Recorded data

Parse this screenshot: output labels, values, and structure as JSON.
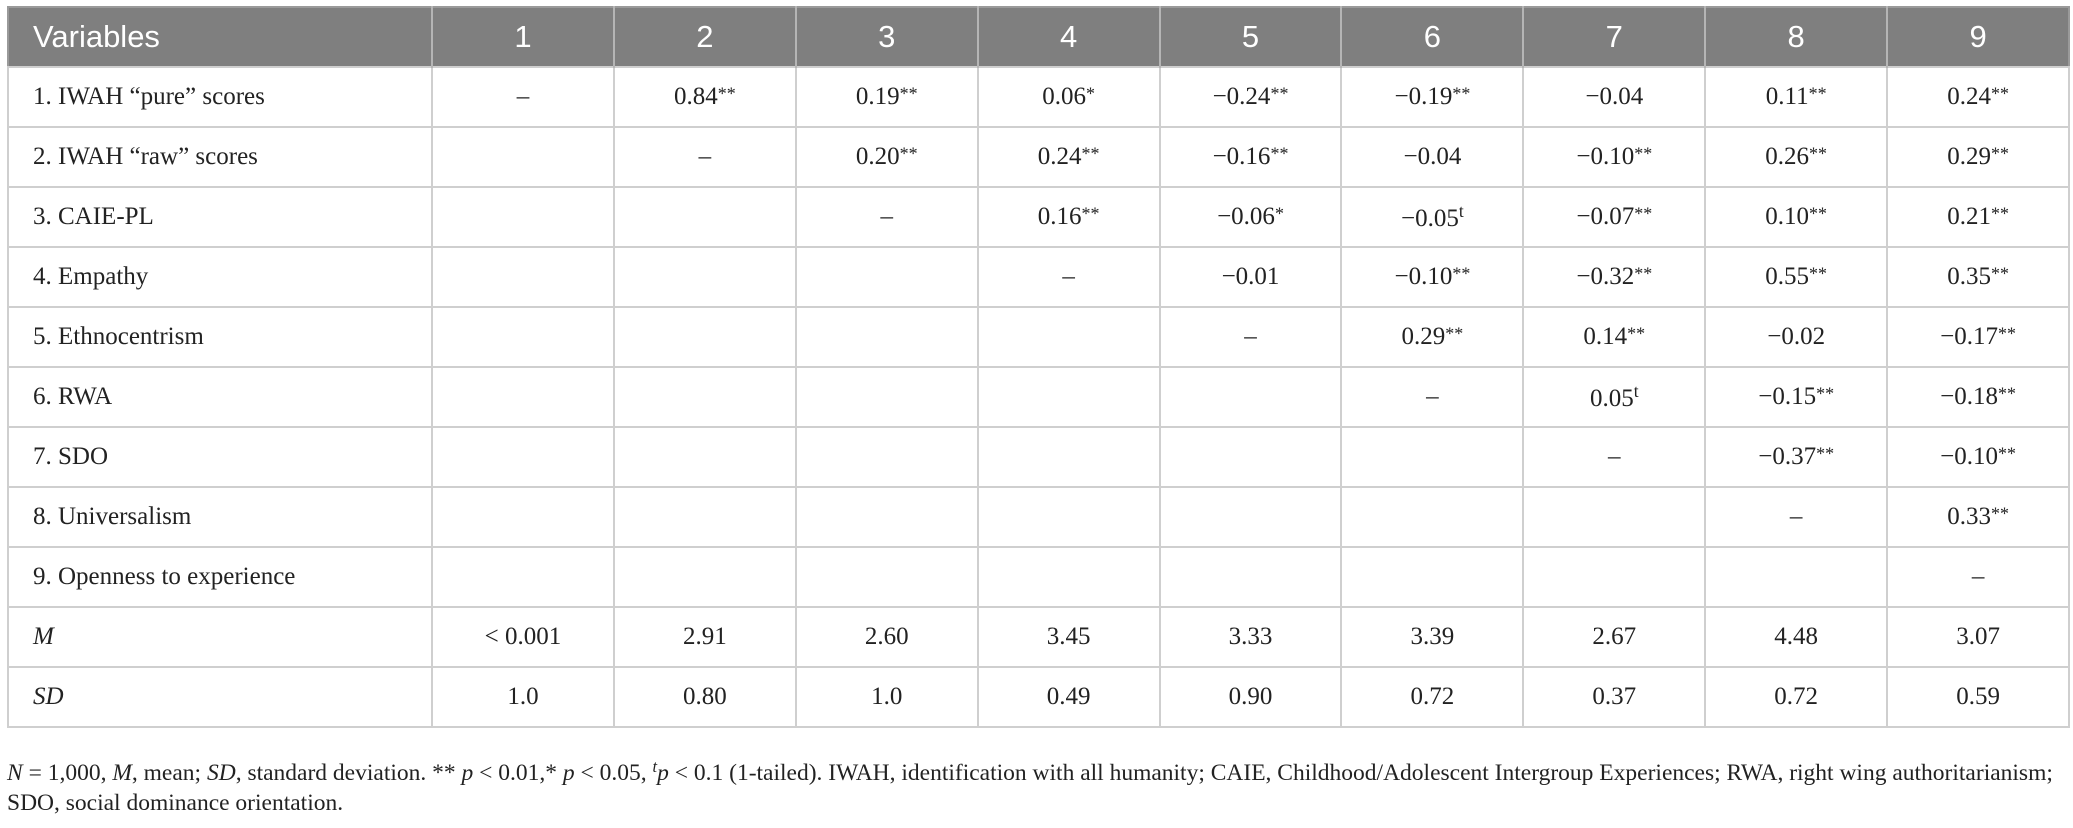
{
  "table": {
    "header": [
      "Variables",
      "1",
      "2",
      "3",
      "4",
      "5",
      "6",
      "7",
      "8",
      "9"
    ],
    "rows": [
      {
        "label": "1. IWAH “pure” scores",
        "cells": [
          "–",
          {
            "text": "0.84",
            "sup": "**"
          },
          {
            "text": "0.19",
            "sup": "**"
          },
          {
            "text": "0.06",
            "sup": "*"
          },
          {
            "text": "−0.24",
            "sup": "**"
          },
          {
            "text": "−0.19",
            "sup": "**"
          },
          "−0.04",
          {
            "text": "0.11",
            "sup": "**"
          },
          {
            "text": "0.24",
            "sup": "**"
          }
        ]
      },
      {
        "label": "2. IWAH “raw” scores",
        "cells": [
          null,
          "–",
          {
            "text": "0.20",
            "sup": "**"
          },
          {
            "text": "0.24",
            "sup": "**"
          },
          {
            "text": "−0.16",
            "sup": "**"
          },
          "−0.04",
          {
            "text": "−0.10",
            "sup": "**"
          },
          {
            "text": "0.26",
            "sup": "**"
          },
          {
            "text": "0.29",
            "sup": "**"
          }
        ]
      },
      {
        "label": "3. CAIE-PL",
        "cells": [
          null,
          null,
          "–",
          {
            "text": "0.16",
            "sup": "**"
          },
          {
            "text": "−0.06",
            "sup": "*"
          },
          {
            "text": "−0.05",
            "sup": "t"
          },
          {
            "text": "−0.07",
            "sup": "**"
          },
          {
            "text": "0.10",
            "sup": "**"
          },
          {
            "text": "0.21",
            "sup": "**"
          }
        ]
      },
      {
        "label": "4. Empathy",
        "cells": [
          null,
          null,
          null,
          "–",
          "−0.01",
          {
            "text": "−0.10",
            "sup": "**"
          },
          {
            "text": "−0.32",
            "sup": "**"
          },
          {
            "text": "0.55",
            "sup": "**"
          },
          {
            "text": "0.35",
            "sup": "**"
          }
        ]
      },
      {
        "label": "5. Ethnocentrism",
        "cells": [
          null,
          null,
          null,
          null,
          "–",
          {
            "text": "0.29",
            "sup": "**"
          },
          {
            "text": "0.14",
            "sup": "**"
          },
          "−0.02",
          {
            "text": "−0.17",
            "sup": "**"
          }
        ]
      },
      {
        "label": "6. RWA",
        "cells": [
          null,
          null,
          null,
          null,
          null,
          "–",
          {
            "text": "0.05",
            "sup": "t"
          },
          {
            "text": "−0.15",
            "sup": "**"
          },
          {
            "text": "−0.18",
            "sup": "**"
          }
        ]
      },
      {
        "label": "7. SDO",
        "cells": [
          null,
          null,
          null,
          null,
          null,
          null,
          "–",
          {
            "text": "−0.37",
            "sup": "**"
          },
          {
            "text": "−0.10",
            "sup": "**"
          }
        ]
      },
      {
        "label": "8. Universalism",
        "cells": [
          null,
          null,
          null,
          null,
          null,
          null,
          null,
          "–",
          {
            "text": "0.33",
            "sup": "**"
          }
        ]
      },
      {
        "label": "9. Openness to experience",
        "cells": [
          null,
          null,
          null,
          null,
          null,
          null,
          null,
          null,
          "–"
        ]
      },
      {
        "label": "M",
        "italic": true,
        "cells": [
          "< 0.001",
          "2.91",
          "2.60",
          "3.45",
          "3.33",
          "3.39",
          "2.67",
          "4.48",
          "3.07"
        ]
      },
      {
        "label": "SD",
        "italic": true,
        "cells": [
          "1.0",
          "0.80",
          "1.0",
          "0.49",
          "0.90",
          "0.72",
          "0.37",
          "0.72",
          "0.59"
        ]
      }
    ]
  },
  "note": [
    {
      "text": "N",
      "style": "italic"
    },
    {
      "text": " = 1,000, "
    },
    {
      "text": "M",
      "style": "italic"
    },
    {
      "text": ", mean; "
    },
    {
      "text": "SD",
      "style": "italic"
    },
    {
      "text": ", standard deviation. ** "
    },
    {
      "text": "p",
      "style": "italic"
    },
    {
      "text": " < 0.01,* "
    },
    {
      "text": "p",
      "style": "italic"
    },
    {
      "text": " < 0.05, "
    },
    {
      "text": "t",
      "style": "sup"
    },
    {
      "text": "p",
      "style": "italic"
    },
    {
      "text": " < 0.1 (1-tailed). IWAH, identification with all humanity; CAIE, Childhood/Adolescent Intergroup Experiences; RWA, right wing authoritarianism; SDO, social dominance orientation."
    }
  ]
}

What to do: The records above must be transcribed exactly. Pictures are left out of the copy.

Finished exercise:
Parse this screenshot: output labels, values, and structure as JSON.
{
  "table": {
    "header": [
      "Variables",
      "1",
      "2",
      "3",
      "4",
      "5",
      "6",
      "7",
      "8",
      "9"
    ],
    "rows": [
      {
        "label": "1. IWAH “pure” scores",
        "cells": [
          "–",
          {
            "text": "0.84",
            "sup": "**"
          },
          {
            "text": "0.19",
            "sup": "**"
          },
          {
            "text": "0.06",
            "sup": "*"
          },
          {
            "text": "−0.24",
            "sup": "**"
          },
          {
            "text": "−0.19",
            "sup": "**"
          },
          "−0.04",
          {
            "text": "0.11",
            "sup": "**"
          },
          {
            "text": "0.24",
            "sup": "**"
          }
        ]
      },
      {
        "label": "2. IWAH “raw” scores",
        "cells": [
          null,
          "–",
          {
            "text": "0.20",
            "sup": "**"
          },
          {
            "text": "0.24",
            "sup": "**"
          },
          {
            "text": "−0.16",
            "sup": "**"
          },
          "−0.04",
          {
            "text": "−0.10",
            "sup": "**"
          },
          {
            "text": "0.26",
            "sup": "**"
          },
          {
            "text": "0.29",
            "sup": "**"
          }
        ]
      },
      {
        "label": "3. CAIE-PL",
        "cells": [
          null,
          null,
          "–",
          {
            "text": "0.16",
            "sup": "**"
          },
          {
            "text": "−0.06",
            "sup": "*"
          },
          {
            "text": "−0.05",
            "sup": "t"
          },
          {
            "text": "−0.07",
            "sup": "**"
          },
          {
            "text": "0.10",
            "sup": "**"
          },
          {
            "text": "0.21",
            "sup": "**"
          }
        ]
      },
      {
        "label": "4. Empathy",
        "cells": [
          null,
          null,
          null,
          "–",
          "−0.01",
          {
            "text": "−0.10",
            "sup": "**"
          },
          {
            "text": "−0.32",
            "sup": "**"
          },
          {
            "text": "0.55",
            "sup": "**"
          },
          {
            "text": "0.35",
            "sup": "**"
          }
        ]
      },
      {
        "label": "5. Ethnocentrism",
        "cells": [
          null,
          null,
          null,
          null,
          "–",
          {
            "text": "0.29",
            "sup": "**"
          },
          {
            "text": "0.14",
            "sup": "**"
          },
          "−0.02",
          {
            "text": "−0.17",
            "sup": "**"
          }
        ]
      },
      {
        "label": "6. RWA",
        "cells": [
          null,
          null,
          null,
          null,
          null,
          "–",
          {
            "text": "0.05",
            "sup": "t"
          },
          {
            "text": "−0.15",
            "sup": "**"
          },
          {
            "text": "−0.18",
            "sup": "**"
          }
        ]
      },
      {
        "label": "7. SDO",
        "cells": [
          null,
          null,
          null,
          null,
          null,
          null,
          "–",
          {
            "text": "−0.37",
            "sup": "**"
          },
          {
            "text": "−0.10",
            "sup": "**"
          }
        ]
      },
      {
        "label": "8. Universalism",
        "cells": [
          null,
          null,
          null,
          null,
          null,
          null,
          null,
          "–",
          {
            "text": "0.33",
            "sup": "**"
          }
        ]
      },
      {
        "label": "9. Openness to experience",
        "cells": [
          null,
          null,
          null,
          null,
          null,
          null,
          null,
          null,
          "–"
        ]
      },
      {
        "label": "M",
        "italic": true,
        "cells": [
          "< 0.001",
          "2.91",
          "2.60",
          "3.45",
          "3.33",
          "3.39",
          "2.67",
          "4.48",
          "3.07"
        ]
      },
      {
        "label": "SD",
        "italic": true,
        "cells": [
          "1.0",
          "0.80",
          "1.0",
          "0.49",
          "0.90",
          "0.72",
          "0.37",
          "0.72",
          "0.59"
        ]
      }
    ]
  },
  "note": [
    {
      "text": "N",
      "style": "italic"
    },
    {
      "text": " = 1,000, "
    },
    {
      "text": "M",
      "style": "italic"
    },
    {
      "text": ", mean; "
    },
    {
      "text": "SD",
      "style": "italic"
    },
    {
      "text": ", standard deviation. ** "
    },
    {
      "text": "p",
      "style": "italic"
    },
    {
      "text": " < 0.01,* "
    },
    {
      "text": "p",
      "style": "italic"
    },
    {
      "text": " < 0.05, "
    },
    {
      "text": "t",
      "style": "sup"
    },
    {
      "text": "p",
      "style": "italic"
    },
    {
      "text": " < 0.1 (1-tailed). IWAH, identification with all humanity; CAIE, Childhood/Adolescent Intergroup Experiences; RWA, right wing authoritarianism; SDO, social dominance orientation."
    }
  ]
}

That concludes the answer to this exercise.